START Excerpt to read
Where Love Is, God Is

I was lining up in the service station waiting to pay for my fuel. Deep in thought about the things I needed to get done that afternoon, hoping the kids hadn’t turned the radio up to extreme decibels that would damage their hearing. It was taking longer than it should, so I looked to the front of the line and realised that the gentleman trying to pay for his fuel had his payment declined. While he fumbled with his phone to transfer funds or call for help, the lady behind him stepped forward and said to the cashier and gentlemen “let me pay for your fuel, please”. It was a beautiful moment.

I’m not sure if the lady was a Christian or not. But it reminded me of a recent Bible study we read with our children. Reading from Matthew chapter twenty-five where Jesus teaches his disciples that whatever they do for another, they do for him. “And the King will say, ‘I tell you the truth, when you did it to one of the least of these my brothers and sisters, you were doing it to me!’” (Matthew 25:40). To help children understand what this looks like in action, the devotion included a re-told version of a beautiful short story, written by Leo Tolstoy, called “Where Love Is, God Is”.

This story is about a shoemaker named Martin. His shop was in a basement, and through one window, he could see the feet of everyone walking by on the street. One night he has two dreams where he hears a voice saying: “Martin! Look tomorrow on the street! I am coming!” Martin believes it was Jesus telling him that He was coming.
END Excerpt to read
◆ Challenge A: For each statement, say whether it agrees with the reflection "Where Love Is, God Is," answering yes or no and quoting the words of the reflection that settle it: (i) the gentleman at the front of the line had his payment declined; (ii) the writer knows the lady was a Christian; (iii) Martin's shop was on an upper floor.
◆ Challenge B: Identify every individual the reflection "Where Love Is, God Is" refers to by a personal name. Do not count the name of the Bible book.
◆ Challenge C: Carry on the reflection "Where Love Is, God Is" from the point where it stops.
The material after this point comes from an unrelated source.
START Provided material
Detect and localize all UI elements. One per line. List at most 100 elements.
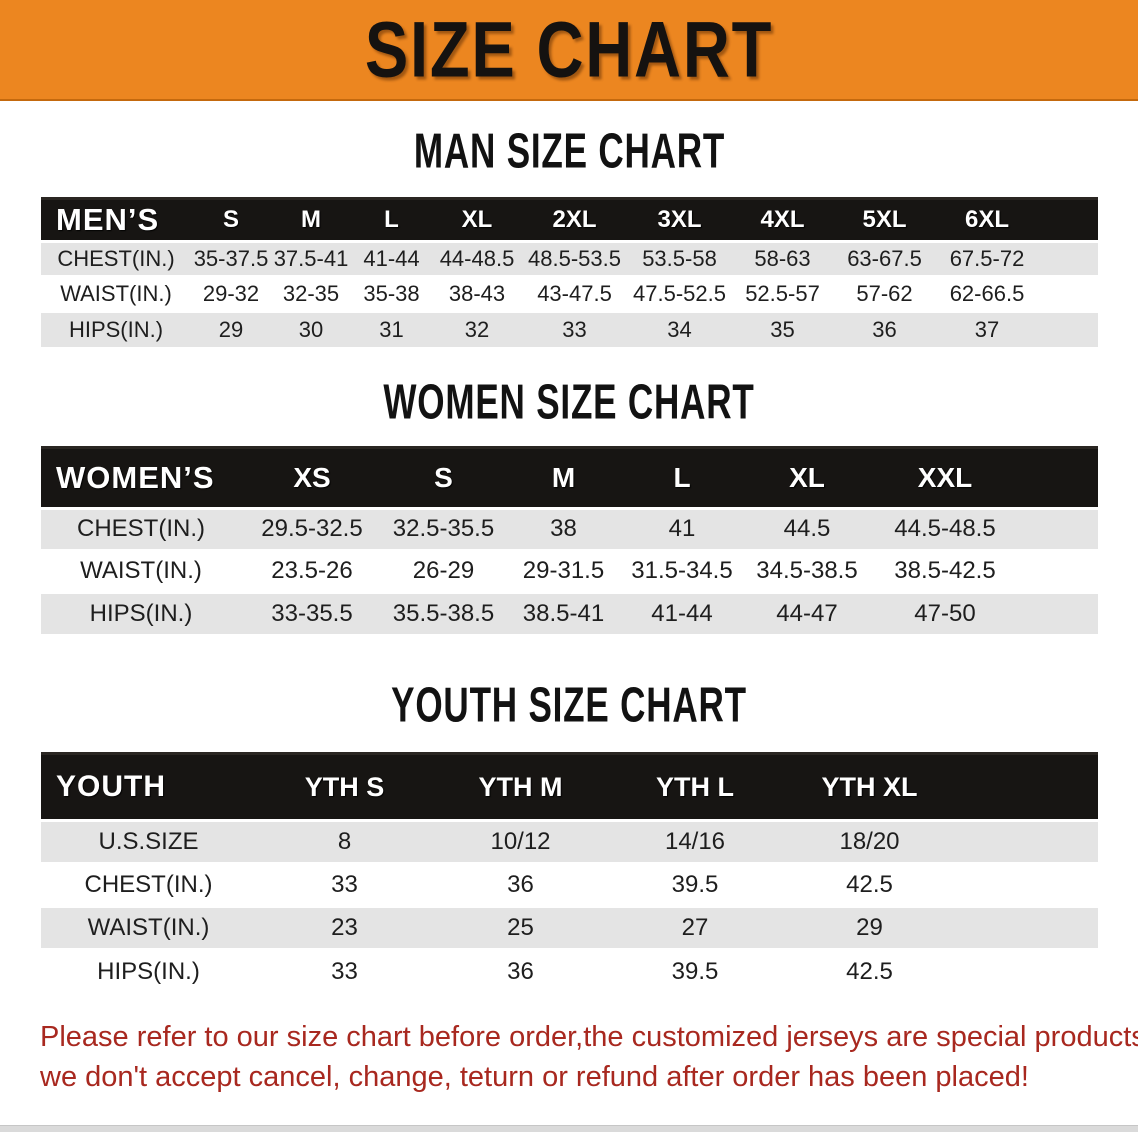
END Provided material
◆ Task answer A:
(i) Yes: "realised that the gentleman trying to pay for his fuel had his payment declined"
(ii) No: "I’m not sure if the lady was a Christian or not."
(iii) No: "His shop was in a basement"

◆ Task answer B: Jesus, Leo Tolstoy, Martin

◆ Task answer C:
So the next day, he looks out the window at the feet going by, waiting to see the shoes of Jesus. Instead, he sees an old man named Stepanich, who runs a shop next door. Stepanich tries to shovel the snow from the sidewalk, but he is frail and cold. Martin brews him a pot of tea and invites him inside. Stepanich stays a while and then goes on his way.

Martin looks out the window for Jesus again. A woman with her baby comes by. The baby cries from the cold. Martin invites them in, feeds them, and gives the woman his coat to keep them warm. The woman expresses her thanks and leaves.

Martin goes back to his window. Still, he doesn’t see Jesus. But he does see a woman tussling with a young boy who has just stolen one of her apples. Martin goes out and makes peace between them. Then he pays the woman for the apple so that the apologetic boy can keep it. The woman and the boy go on their way.

Night-time comes, and Martin is disappointed he hasn’t seen Jesus. But then he hears voices coming form the corner of the room. “Martin. Do you recognise me?” Martin says, “Who?”

One by one, Stepanich, the mother, the able seller, and the thief step out, saying. “It is I.” All of them smile and then vanish.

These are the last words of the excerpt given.